**Work instructions**: In full and without deviation, write out the entries that follow.

--- start Records shown ---

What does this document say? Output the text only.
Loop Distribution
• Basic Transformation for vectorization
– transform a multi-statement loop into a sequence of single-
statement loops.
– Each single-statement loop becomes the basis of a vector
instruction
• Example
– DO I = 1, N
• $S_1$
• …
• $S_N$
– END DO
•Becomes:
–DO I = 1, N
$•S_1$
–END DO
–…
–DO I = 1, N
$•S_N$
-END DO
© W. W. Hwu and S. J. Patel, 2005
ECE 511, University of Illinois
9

--- end Records shown ---

**Solution to this problem**:
What does this document say? Output the text only.
Loop Distribution
• Basic Transformation for vectorization
– transform a multi-statement loop into a sequence of single-
statement loops.
– Each single-statement loop becomes the basis of a vector
instruction
• Example
– DO I = 1, N
• $S_1$
• …
• $S_N$
– END DO
•Becomes:
–DO I = 1, N
$•S_1$
–END DO
–…
–DO I = 1, N
$•S_N$
-END DO
© W. W. Hwu and S. J. Patel, 2005
ECE 511, University of Illinois
9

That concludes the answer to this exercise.